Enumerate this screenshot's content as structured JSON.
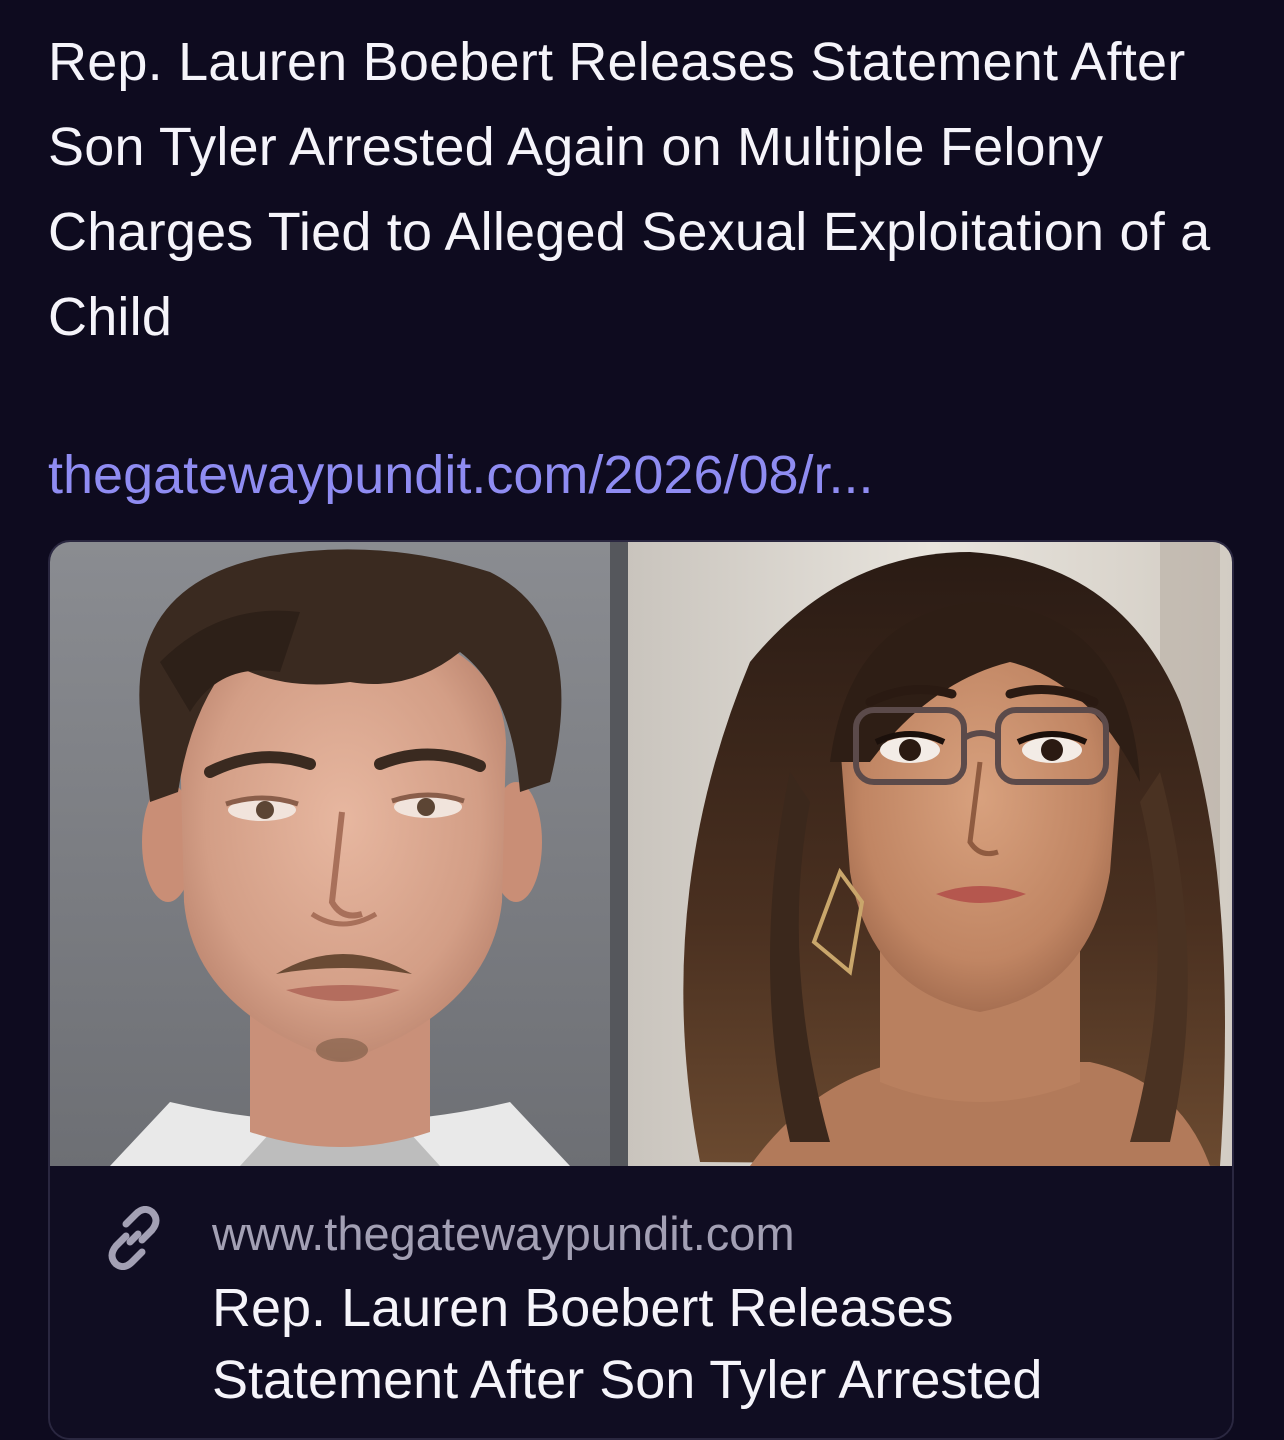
{
  "post": {
    "text": "Rep. Lauren Boebert Releases Statement After Son Tyler Arrested Again on Multiple Felony Charges Tied to Alleged Sexual Exploitation of a Child",
    "link_text": "thegatewaypundit.com/2026/08/r..."
  },
  "link_card": {
    "domain": "www.thegatewaypundit.com",
    "title": "Rep. Lauren Boebert Releases Statement After Son Tyler Arrested",
    "icon": "link-icon",
    "image": {
      "description_panels": [
        "young-man-mugshot",
        "woman-with-glasses-portrait"
      ]
    }
  },
  "colors": {
    "background": "#0e0b1f",
    "text": "#f5f4fa",
    "link": "#8f8cf2",
    "muted": "#a3a0b4",
    "card_border": "#2a2740"
  }
}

- **What to do**
Find the word "Boebert" and list each line it appears in.

- **Solution to this problem**
    "text": "Rep. Lauren Boebert Releases Statement After Son Tyler Arrested Again on Multiple Felony Charges Tied to Alleged Sexual Exploitation of a Child",
    "title": "Rep. Lauren Boebert Releases Statement After Son Tyler Arrested",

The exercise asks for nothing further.